### RECORDS SHOWN

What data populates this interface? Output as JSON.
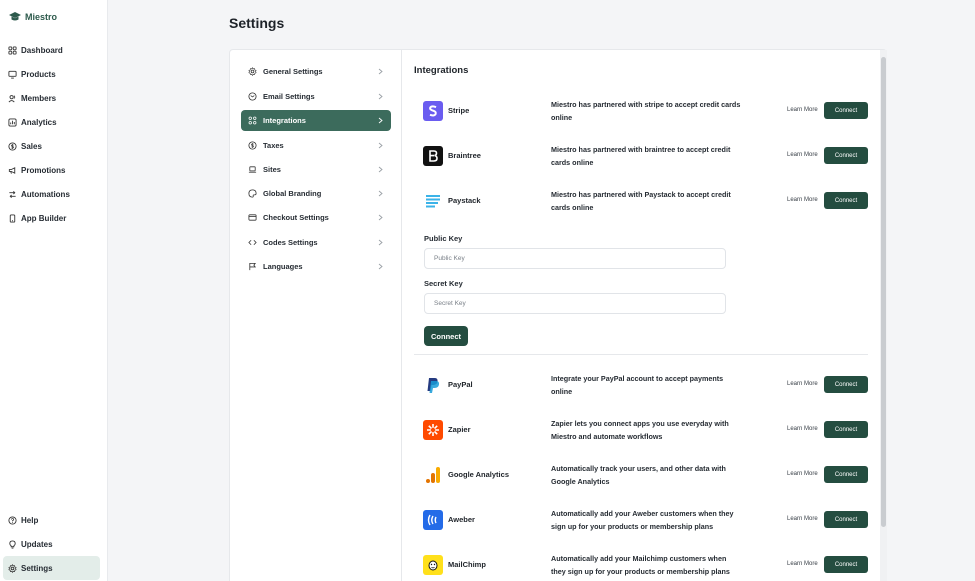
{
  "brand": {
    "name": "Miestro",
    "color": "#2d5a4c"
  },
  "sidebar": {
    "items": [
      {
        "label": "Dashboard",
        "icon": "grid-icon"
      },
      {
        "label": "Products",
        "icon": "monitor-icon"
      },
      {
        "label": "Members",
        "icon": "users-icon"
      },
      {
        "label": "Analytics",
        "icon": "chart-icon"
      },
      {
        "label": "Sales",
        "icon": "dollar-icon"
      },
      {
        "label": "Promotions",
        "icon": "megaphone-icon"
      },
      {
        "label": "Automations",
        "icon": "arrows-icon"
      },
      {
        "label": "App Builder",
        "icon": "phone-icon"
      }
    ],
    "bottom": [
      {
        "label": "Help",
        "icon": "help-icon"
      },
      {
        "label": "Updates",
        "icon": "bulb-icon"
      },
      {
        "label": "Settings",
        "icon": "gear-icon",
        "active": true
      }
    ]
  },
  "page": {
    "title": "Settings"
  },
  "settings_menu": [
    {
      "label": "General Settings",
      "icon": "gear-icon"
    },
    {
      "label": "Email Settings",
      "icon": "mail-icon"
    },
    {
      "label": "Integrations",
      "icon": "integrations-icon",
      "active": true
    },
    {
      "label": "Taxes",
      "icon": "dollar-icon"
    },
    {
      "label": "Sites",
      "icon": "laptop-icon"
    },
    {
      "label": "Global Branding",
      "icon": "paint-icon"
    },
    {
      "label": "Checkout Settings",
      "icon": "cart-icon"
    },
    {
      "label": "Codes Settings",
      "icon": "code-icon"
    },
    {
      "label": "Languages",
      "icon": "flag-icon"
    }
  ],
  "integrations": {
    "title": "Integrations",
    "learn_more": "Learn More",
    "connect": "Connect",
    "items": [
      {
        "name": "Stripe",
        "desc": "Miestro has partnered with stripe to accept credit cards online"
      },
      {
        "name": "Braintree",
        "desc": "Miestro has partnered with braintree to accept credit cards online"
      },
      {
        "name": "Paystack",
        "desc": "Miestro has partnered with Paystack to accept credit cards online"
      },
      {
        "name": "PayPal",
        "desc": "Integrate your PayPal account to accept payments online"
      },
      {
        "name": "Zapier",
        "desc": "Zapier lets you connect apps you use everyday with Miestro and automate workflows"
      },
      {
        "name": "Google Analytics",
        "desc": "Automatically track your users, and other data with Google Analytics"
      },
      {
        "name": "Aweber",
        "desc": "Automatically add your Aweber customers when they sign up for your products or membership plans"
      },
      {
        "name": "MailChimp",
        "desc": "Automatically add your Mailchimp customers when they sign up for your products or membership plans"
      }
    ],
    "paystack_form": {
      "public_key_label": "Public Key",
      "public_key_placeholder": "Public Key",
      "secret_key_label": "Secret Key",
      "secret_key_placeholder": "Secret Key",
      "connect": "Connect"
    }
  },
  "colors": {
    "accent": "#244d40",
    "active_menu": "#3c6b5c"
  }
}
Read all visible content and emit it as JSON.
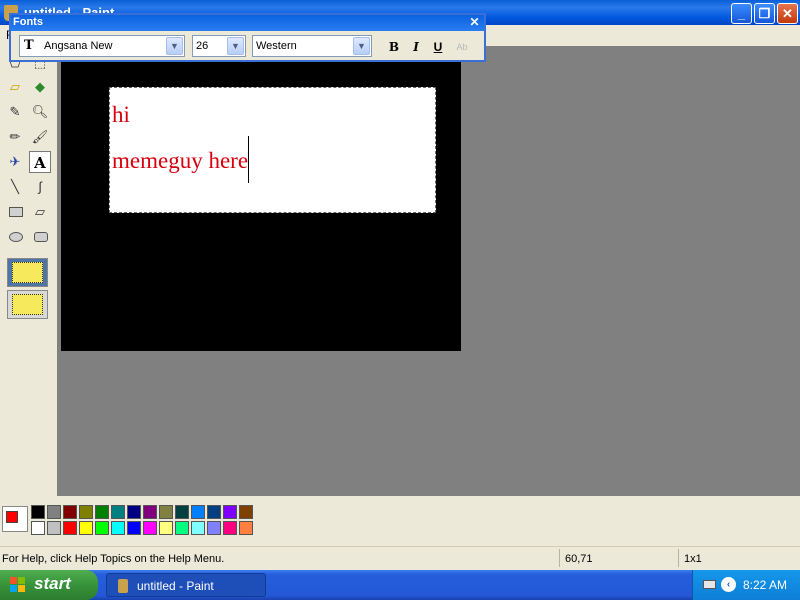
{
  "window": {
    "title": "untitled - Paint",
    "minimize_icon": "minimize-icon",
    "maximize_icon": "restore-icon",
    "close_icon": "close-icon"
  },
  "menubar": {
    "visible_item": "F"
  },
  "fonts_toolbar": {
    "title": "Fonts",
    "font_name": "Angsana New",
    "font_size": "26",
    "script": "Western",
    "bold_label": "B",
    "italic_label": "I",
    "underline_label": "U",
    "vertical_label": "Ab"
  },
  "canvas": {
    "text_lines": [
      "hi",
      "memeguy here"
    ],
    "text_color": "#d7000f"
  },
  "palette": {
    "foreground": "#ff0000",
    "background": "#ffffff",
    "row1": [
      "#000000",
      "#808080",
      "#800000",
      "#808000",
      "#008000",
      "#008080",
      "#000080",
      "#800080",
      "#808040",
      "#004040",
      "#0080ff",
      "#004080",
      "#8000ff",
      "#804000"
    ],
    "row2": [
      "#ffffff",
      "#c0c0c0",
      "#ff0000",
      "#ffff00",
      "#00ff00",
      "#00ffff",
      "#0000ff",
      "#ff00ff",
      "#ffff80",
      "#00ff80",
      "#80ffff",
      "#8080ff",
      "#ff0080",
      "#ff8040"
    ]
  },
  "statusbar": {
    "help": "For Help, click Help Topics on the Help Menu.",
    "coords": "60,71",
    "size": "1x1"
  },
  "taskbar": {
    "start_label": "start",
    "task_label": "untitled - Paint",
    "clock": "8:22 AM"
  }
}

######

▸ BRIEF
Pictures must be left out. Repeat exactly the lines from the one containing "Read all visible content and emit it as JSON." through the final line of the data.

▸ WRITTEN ANSWER
Read all visible content and emit it as JSON.
{
  "window": {
    "title": "untitled - Paint",
    "minimize_icon": "minimize-icon",
    "maximize_icon": "restore-icon",
    "close_icon": "close-icon"
  },
  "menubar": {
    "visible_item": "F"
  },
  "fonts_toolbar": {
    "title": "Fonts",
    "font_name": "Angsana New",
    "font_size": "26",
    "script": "Western",
    "bold_label": "B",
    "italic_label": "I",
    "underline_label": "U",
    "vertical_label": "Ab"
  },
  "canvas": {
    "text_lines": [
      "hi",
      "memeguy here"
    ],
    "text_color": "#d7000f"
  },
  "palette": {
    "foreground": "#ff0000",
    "background": "#ffffff",
    "row1": [
      "#000000",
      "#808080",
      "#800000",
      "#808000",
      "#008000",
      "#008080",
      "#000080",
      "#800080",
      "#808040",
      "#004040",
      "#0080ff",
      "#004080",
      "#8000ff",
      "#804000"
    ],
    "row2": [
      "#ffffff",
      "#c0c0c0",
      "#ff0000",
      "#ffff00",
      "#00ff00",
      "#00ffff",
      "#0000ff",
      "#ff00ff",
      "#ffff80",
      "#00ff80",
      "#80ffff",
      "#8080ff",
      "#ff0080",
      "#ff8040"
    ]
  },
  "statusbar": {
    "help": "For Help, click Help Topics on the Help Menu.",
    "coords": "60,71",
    "size": "1x1"
  },
  "taskbar": {
    "start_label": "start",
    "task_label": "untitled - Paint",
    "clock": "8:22 AM"
  }
}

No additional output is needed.